Collection entries:
▼

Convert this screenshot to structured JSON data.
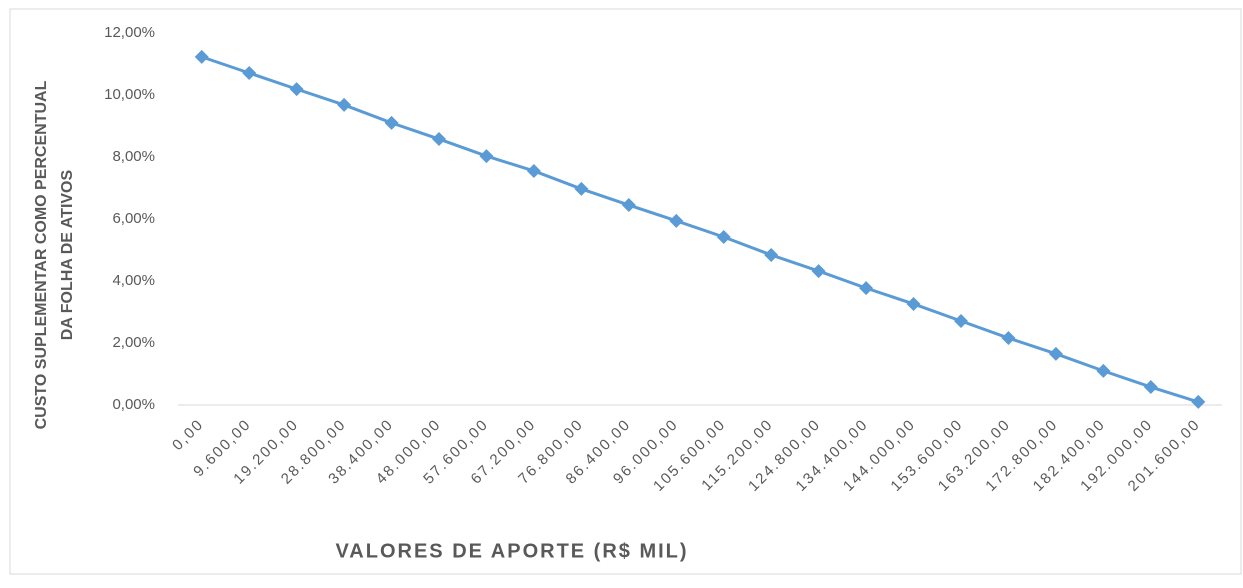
{
  "chart_data": {
    "type": "line",
    "y_label": [
      "CUSTO SUPLEMENTAR COMO PERCENTUAL",
      "DA FOLHA DE ATIVOS"
    ],
    "x_label": "VALORES DE APORTE (R$ MIL)",
    "categories": [
      "0,00",
      "9.600,00",
      "19.200,00",
      "28.800,00",
      "38.400,00",
      "48.000,00",
      "57.600,00",
      "67.200,00",
      "76.800,00",
      "86.400,00",
      "96.000,00",
      "105.600,00",
      "115.200,00",
      "124.800,00",
      "134.400,00",
      "144.000,00",
      "153.600,00",
      "163.200,00",
      "172.800,00",
      "182.400,00",
      "192.000,00",
      "201.600,00"
    ],
    "values": [
      11.23,
      10.71,
      10.19,
      9.68,
      9.1,
      8.58,
      8.03,
      7.55,
      6.97,
      6.45,
      5.94,
      5.42,
      4.84,
      4.32,
      3.77,
      3.26,
      2.71,
      2.16,
      1.65,
      1.1,
      0.58,
      0.1
    ],
    "color": "#5b9bd5",
    "ylim": [
      0,
      12
    ],
    "yticks": [
      {
        "value": 0,
        "label": "0,00%"
      },
      {
        "value": 2,
        "label": "2,00%"
      },
      {
        "value": 4,
        "label": "4,00%"
      },
      {
        "value": 6,
        "label": "6,00%"
      },
      {
        "value": 8,
        "label": "8,00%"
      },
      {
        "value": 10,
        "label": "10,00%"
      },
      {
        "value": 12,
        "label": "12,00%"
      }
    ],
    "grid": false
  }
}
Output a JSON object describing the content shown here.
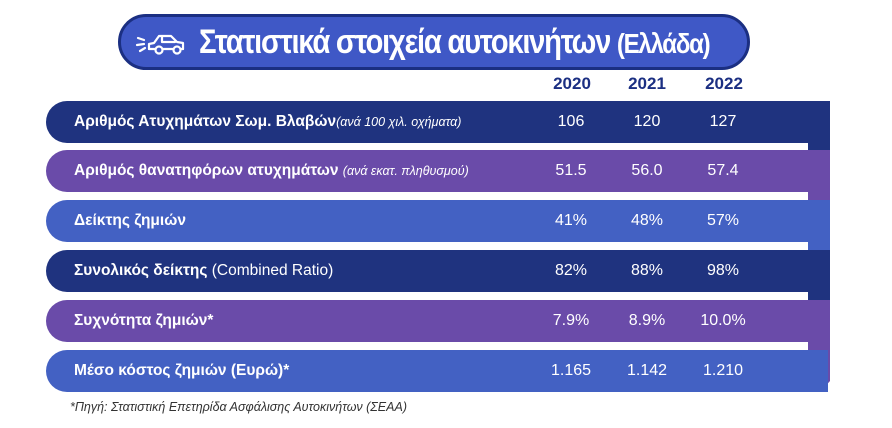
{
  "header": {
    "title": "Στατιστικά στοιχεία αυτοκινήτων",
    "title_suffix": "(Ελλάδα)",
    "icon": "car-crash-icon"
  },
  "colors": {
    "navy": "#1f337f",
    "purple": "#6a4ba9",
    "blue": "#4361c3",
    "title_bg": "#3f58c6",
    "year_text": "#1b2f82"
  },
  "chart_data": {
    "type": "table",
    "columns": [
      "2020",
      "2021",
      "2022"
    ],
    "rows": [
      {
        "label": "Αριθμός Ατυχημάτων Σωμ. Βλαβών",
        "note": "(ανά 100 χιλ. οχήματα)",
        "values": [
          "106",
          "120",
          "127"
        ],
        "color": "navy"
      },
      {
        "label": "Αριθμός θανατηφόρων ατυχημάτων",
        "note": "(ανά εκατ. πληθυσμού)",
        "values": [
          "51.5",
          "56.0",
          "57.4"
        ],
        "color": "purple"
      },
      {
        "label": "Δείκτης ζημιών",
        "note": "",
        "values": [
          "41%",
          "48%",
          "57%"
        ],
        "color": "blue"
      },
      {
        "label": "Συνολικός δείκτης",
        "note": "(Combined Ratio)",
        "values": [
          "82%",
          "88%",
          "98%"
        ],
        "color": "navy"
      },
      {
        "label": "Συχνότητα ζημιών*",
        "note": "",
        "values": [
          "7.9%",
          "8.9%",
          "10.0%"
        ],
        "color": "purple"
      },
      {
        "label": "Μέσο κόστος ζημιών (Ευρώ)*",
        "note": "",
        "values": [
          "1.165",
          "1.142",
          "1.210"
        ],
        "color": "blue"
      }
    ]
  },
  "footnote": "*Πηγή: Στατιστική Επετηρίδα Ασφάλισης Αυτοκινήτων (ΣΕΑΑ)"
}
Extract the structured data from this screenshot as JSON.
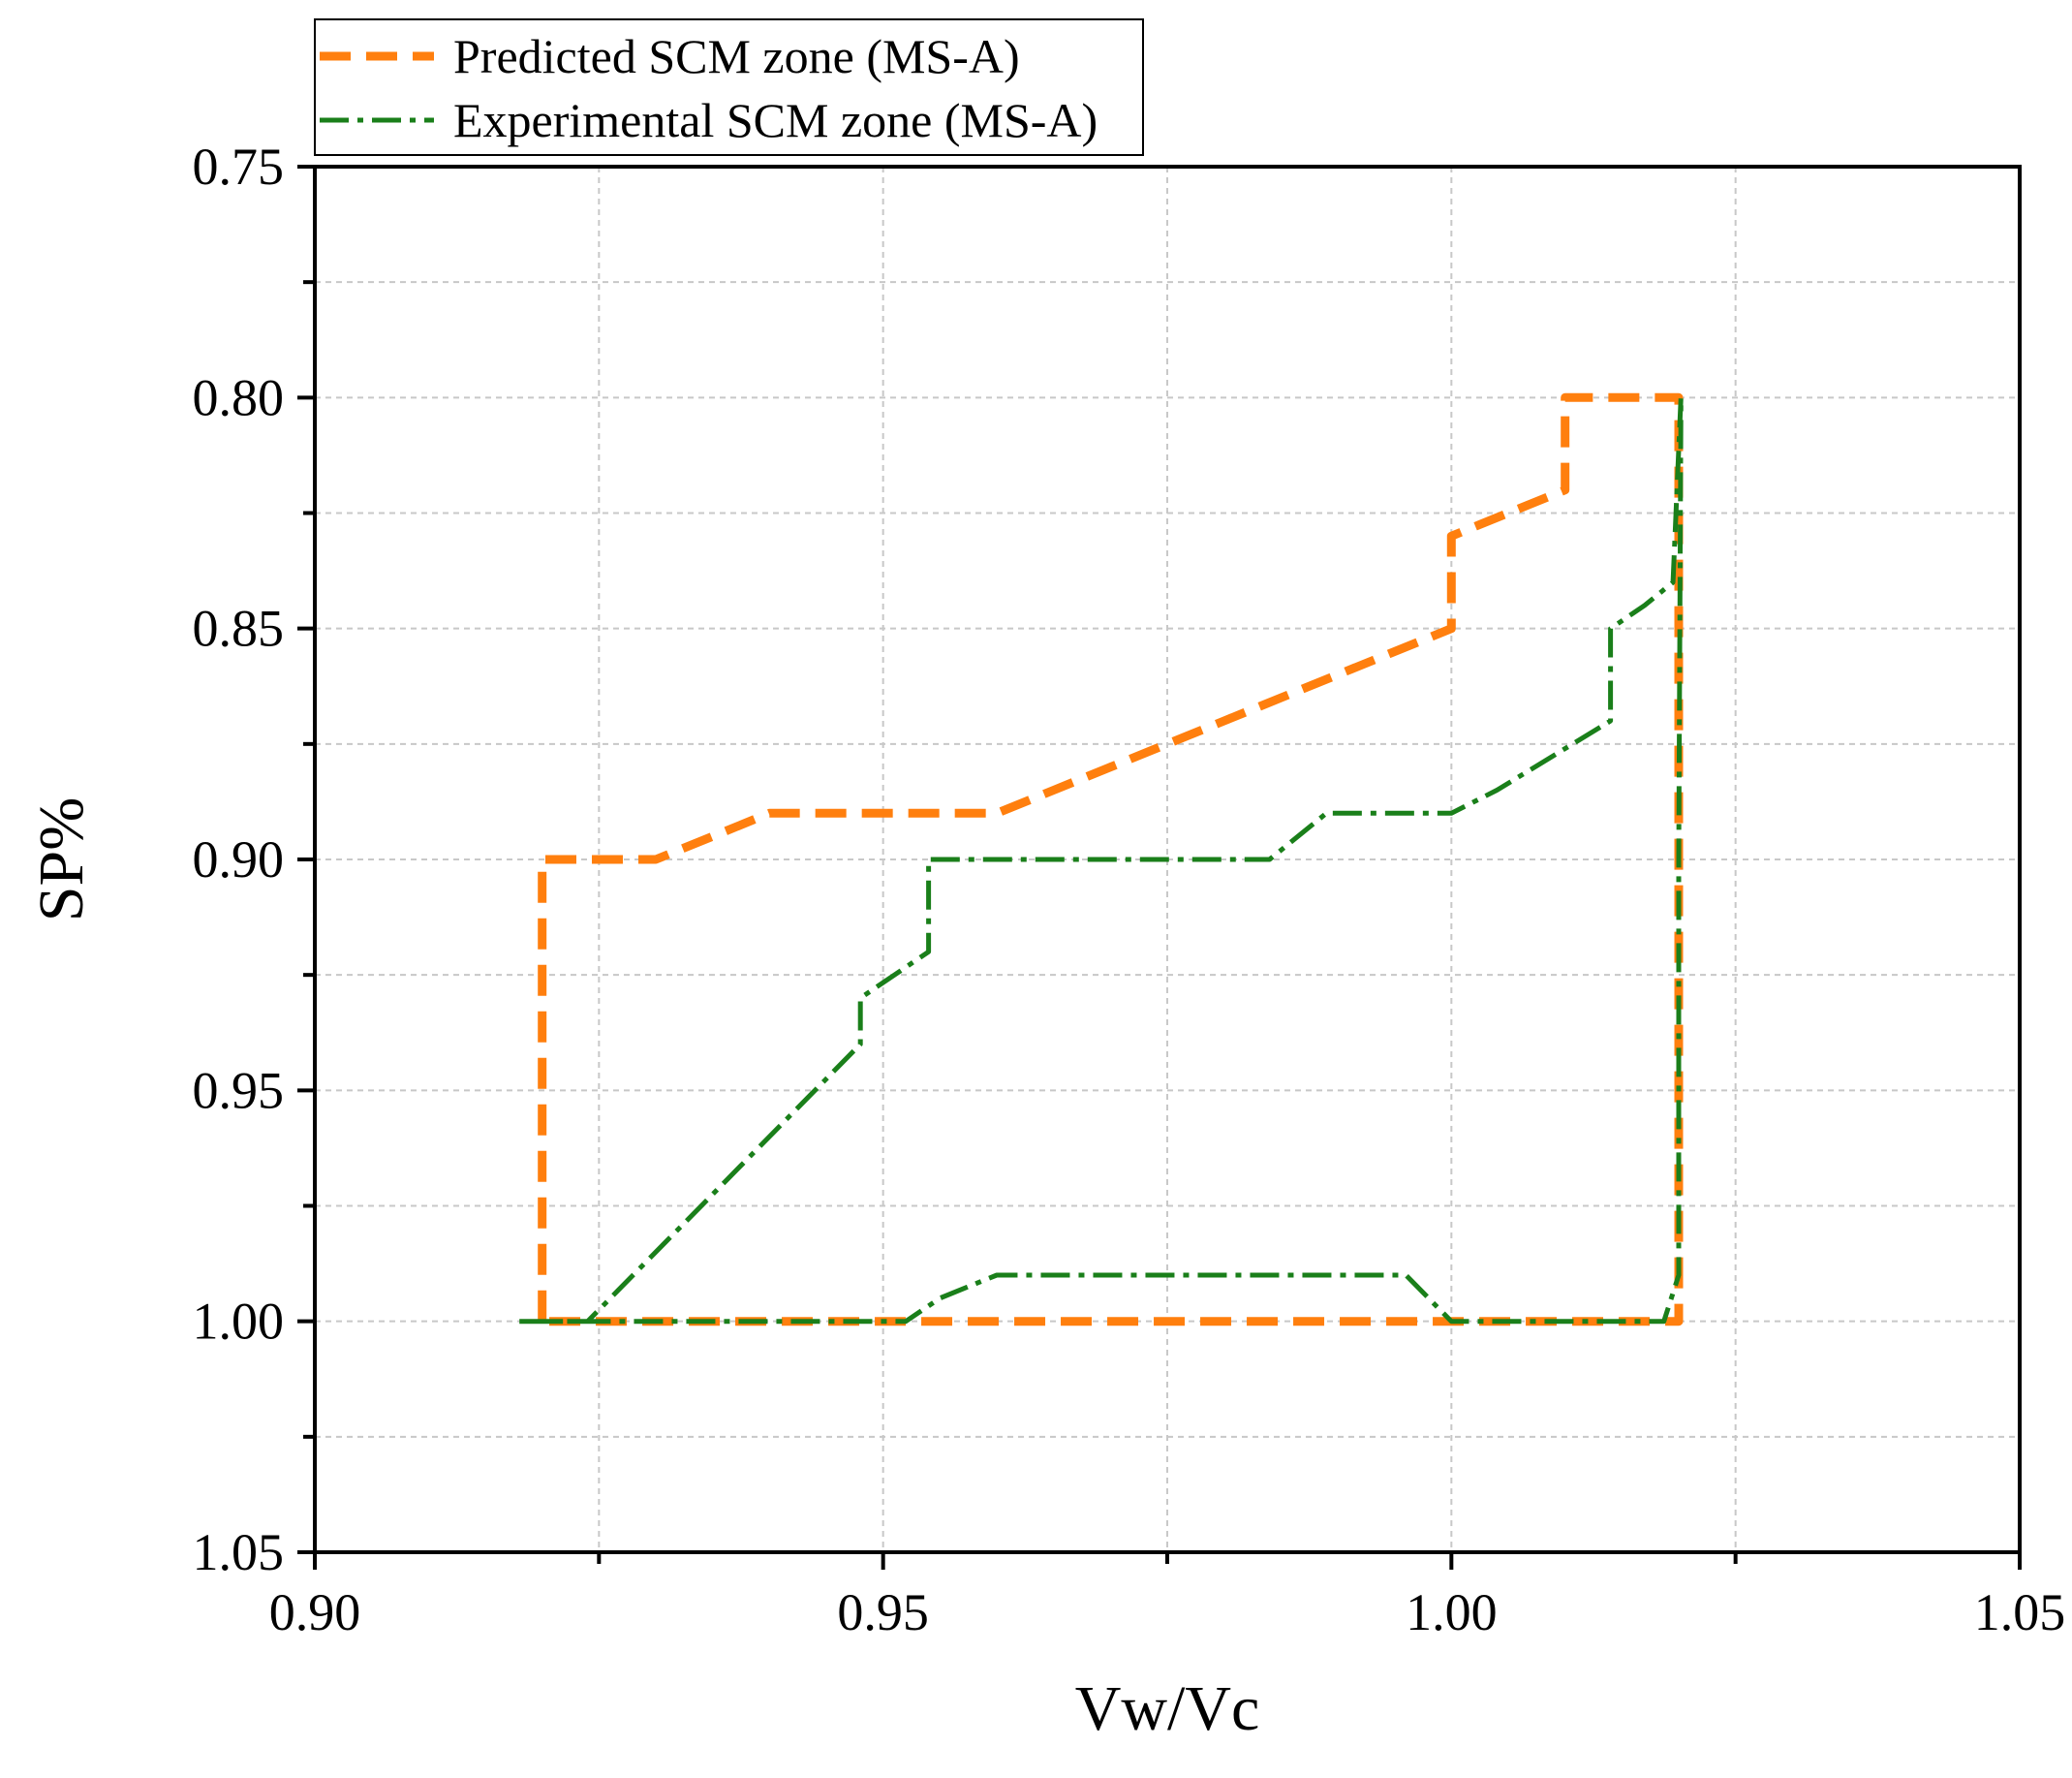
{
  "chart_data": {
    "type": "line",
    "title": "",
    "xlabel": "Vw/Vc",
    "ylabel": "SP%",
    "xlim": [
      0.9,
      1.05
    ],
    "ylim": [
      0.75,
      1.05
    ],
    "y_inverted": true,
    "grid": true,
    "legend_position": "top-left, above plot",
    "x_ticks": [
      0.9,
      0.95,
      1.0,
      1.05
    ],
    "x_tick_labels": [
      "0.90",
      "0.95",
      "1.00",
      "1.05"
    ],
    "y_ticks": [
      0.75,
      0.8,
      0.85,
      0.9,
      0.95,
      1.0,
      1.05
    ],
    "y_tick_labels": [
      "0.75",
      "0.80",
      "0.85",
      "0.90",
      "0.95",
      "1.00",
      "1.05"
    ],
    "series": [
      {
        "name": "Predicted SCM zone (MS-A)",
        "color": "#ff7f0e",
        "style": "dash",
        "x": [
          0.92,
          0.92,
          0.93,
          0.935,
          0.94,
          0.96,
          0.965,
          0.98,
          0.99,
          1.0,
          1.0,
          1.005,
          1.01,
          1.01,
          1.015,
          1.02,
          1.02,
          1.019,
          0.92
        ],
        "y": [
          1.0,
          0.9,
          0.9,
          0.895,
          0.89,
          0.89,
          0.885,
          0.87,
          0.86,
          0.85,
          0.83,
          0.825,
          0.82,
          0.8,
          0.8,
          0.8,
          1.0,
          1.0,
          1.0
        ]
      },
      {
        "name": "Experimental SCM zone (MS-A)",
        "color": "#1a7f1a",
        "style": "dashdot",
        "x": [
          0.918,
          0.924,
          0.948,
          0.948,
          0.954,
          0.954,
          0.984,
          0.989,
          1.0,
          1.004,
          1.014,
          1.014,
          1.017,
          1.0195,
          1.0202,
          1.02,
          1.02,
          1.0187,
          1.0,
          0.996,
          0.992,
          0.975,
          0.96,
          0.955,
          0.952,
          0.918
        ],
        "y": [
          1.0,
          1.0,
          0.94,
          0.93,
          0.92,
          0.9,
          0.9,
          0.89,
          0.89,
          0.885,
          0.87,
          0.85,
          0.845,
          0.84,
          0.8,
          0.9,
          0.99,
          1.0,
          1.0,
          0.99,
          0.99,
          0.99,
          0.99,
          0.995,
          1.0,
          1.0
        ]
      }
    ]
  }
}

▲

**Directive**
Respond with nothing but the number of lines in the entries that contain the string "JSON".

**Reply to the task**
3